→ **TASK INSTRUCTIONS**
Transcribe all the entries word for word, omitting any pictures they contain.

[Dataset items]
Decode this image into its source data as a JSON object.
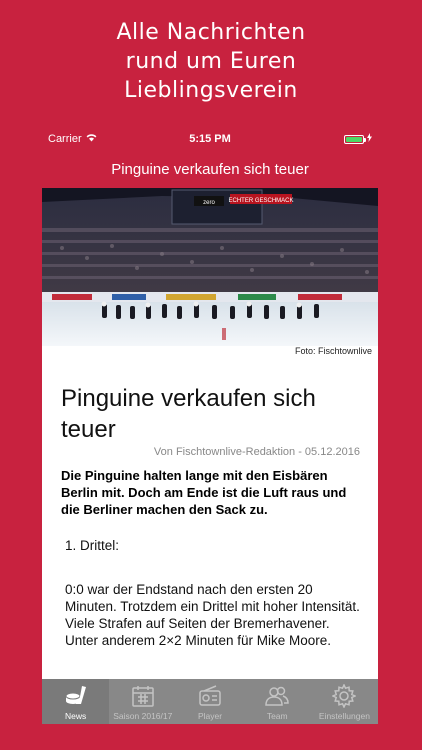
{
  "promo": {
    "line1": "Alle Nachrichten",
    "line2": "rund um Euren",
    "line3": "Lieblingsverein"
  },
  "status": {
    "carrier": "Carrier",
    "time": "5:15 PM",
    "battery_level": 1.0
  },
  "nav": {
    "title": "Pinguine verkaufen sich teuer"
  },
  "hero": {
    "caption": "Foto: Fischtownlive",
    "banner_text": "ECHTER GESCHMACK",
    "brand_text": "zero"
  },
  "article": {
    "title": "Pinguine verkaufen sich teuer",
    "byline": "Von Fischtownlive-Redaktion - 05.12.2016",
    "lead": "Die Pinguine halten lange mit den Eisbären Berlin mit. Doch am Ende ist die Luft raus und die Berliner machen den Sack zu.",
    "section": "1. Drittel:",
    "body": "0:0 war der Endstand nach den ersten 20 Minuten. Trotzdem ein Drittel mit hoher Intensität. Viele Strafen auf Seiten der Bremerhavener. Unter anderem 2×2 Minuten für Mike Moore."
  },
  "tabs": [
    {
      "label": "News",
      "icon": "hockey-icon",
      "active": true
    },
    {
      "label": "Saison 2016/17",
      "icon": "calendar-icon",
      "active": false
    },
    {
      "label": "Player",
      "icon": "radio-icon",
      "active": false
    },
    {
      "label": "Team",
      "icon": "team-icon",
      "active": false
    },
    {
      "label": "Einstellungen",
      "icon": "gear-icon",
      "active": false
    }
  ],
  "colors": {
    "brand_red": "#c8223f",
    "tabbar_gray": "#888888",
    "battery_green": "#4cd964"
  }
}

→ **TASK RESPONSE**
Decode this image into its source data as a JSON object.
{
  "promo": {
    "line1": "Alle Nachrichten",
    "line2": "rund um Euren",
    "line3": "Lieblingsverein"
  },
  "status": {
    "carrier": "Carrier",
    "time": "5:15 PM",
    "battery_level": 1.0
  },
  "nav": {
    "title": "Pinguine verkaufen sich teuer"
  },
  "hero": {
    "caption": "Foto: Fischtownlive",
    "banner_text": "ECHTER GESCHMACK",
    "brand_text": "zero"
  },
  "article": {
    "title": "Pinguine verkaufen sich teuer",
    "byline": "Von Fischtownlive-Redaktion - 05.12.2016",
    "lead": "Die Pinguine halten lange mit den Eisbären Berlin mit. Doch am Ende ist die Luft raus und die Berliner machen den Sack zu.",
    "section": "1. Drittel:",
    "body": "0:0 war der Endstand nach den ersten 20 Minuten. Trotzdem ein Drittel mit hoher Intensität. Viele Strafen auf Seiten der Bremerhavener. Unter anderem 2×2 Minuten für Mike Moore."
  },
  "tabs": [
    {
      "label": "News",
      "icon": "hockey-icon",
      "active": true
    },
    {
      "label": "Saison 2016/17",
      "icon": "calendar-icon",
      "active": false
    },
    {
      "label": "Player",
      "icon": "radio-icon",
      "active": false
    },
    {
      "label": "Team",
      "icon": "team-icon",
      "active": false
    },
    {
      "label": "Einstellungen",
      "icon": "gear-icon",
      "active": false
    }
  ],
  "colors": {
    "brand_red": "#c8223f",
    "tabbar_gray": "#888888",
    "battery_green": "#4cd964"
  }
}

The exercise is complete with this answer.